• [Given task]:
Locate each line of the material that contains "symbol", then return it.

• [Dataset records]:
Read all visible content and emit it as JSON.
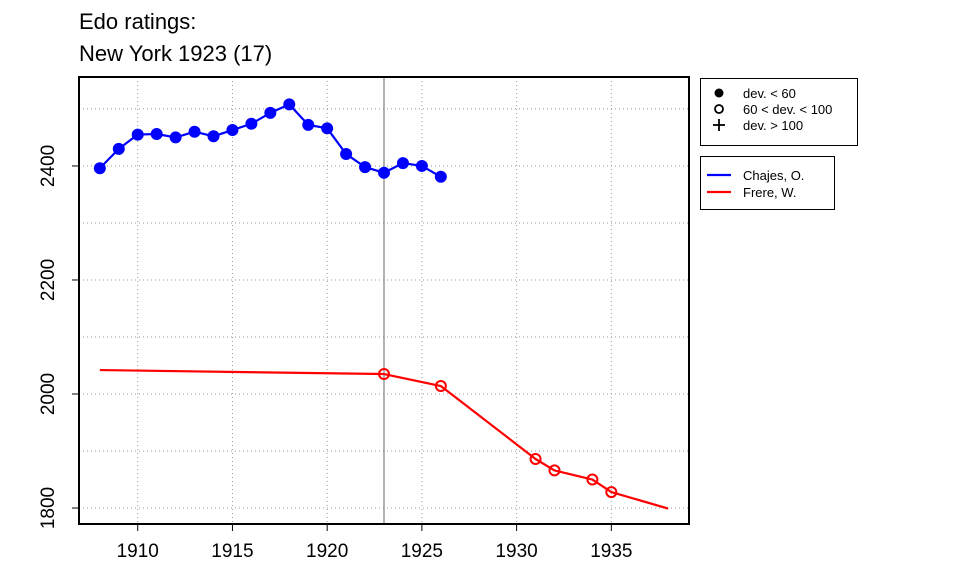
{
  "chart_data": {
    "type": "line",
    "title": "Edo ratings:",
    "subtitle": "New York 1923 (17)",
    "xlabel": "",
    "ylabel": "",
    "xlim": [
      1906.9,
      1939.1
    ],
    "ylim": [
      1772,
      2556
    ],
    "x_ticks": [
      1910,
      1915,
      1920,
      1925,
      1930,
      1935
    ],
    "y_ticks": [
      1800,
      2000,
      2200,
      2400
    ],
    "grid": true,
    "reference_line_x": 1923,
    "series": [
      {
        "name": "Chajes, O.",
        "color": "#0000ff",
        "marker": "filled-circle",
        "x": [
          1908,
          1909,
          1910,
          1911,
          1912,
          1913,
          1914,
          1915,
          1916,
          1917,
          1918,
          1919,
          1920,
          1921,
          1922,
          1923,
          1924,
          1925,
          1926
        ],
        "y": [
          2396,
          2430,
          2455,
          2456,
          2450,
          2460,
          2452,
          2463,
          2474,
          2493,
          2508,
          2472,
          2466,
          2421,
          2398,
          2388,
          2405,
          2400,
          2381
        ],
        "markers": [
          true,
          true,
          true,
          true,
          true,
          true,
          true,
          true,
          true,
          true,
          true,
          true,
          true,
          true,
          true,
          true,
          true,
          true,
          true
        ]
      },
      {
        "name": "Frere, W.",
        "color": "#ff0000",
        "marker": "open-circle",
        "x": [
          1908,
          1923,
          1926,
          1931,
          1932,
          1934,
          1935,
          1938
        ],
        "y": [
          2042,
          2035,
          2014,
          1886,
          1866,
          1850,
          1828,
          1799
        ],
        "markers": [
          false,
          true,
          true,
          true,
          true,
          true,
          true,
          false
        ]
      }
    ],
    "deviation_legend": [
      {
        "symbol": "filled-circle",
        "label": "dev. < 60"
      },
      {
        "symbol": "open-circle",
        "label": "60 < dev. < 100"
      },
      {
        "symbol": "plus",
        "label": "dev. > 100"
      }
    ],
    "legend_position": "right"
  }
}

• [Finished task]:
        "symbol": "filled-circle",
        "symbol": "open-circle",
        "symbol": "plus",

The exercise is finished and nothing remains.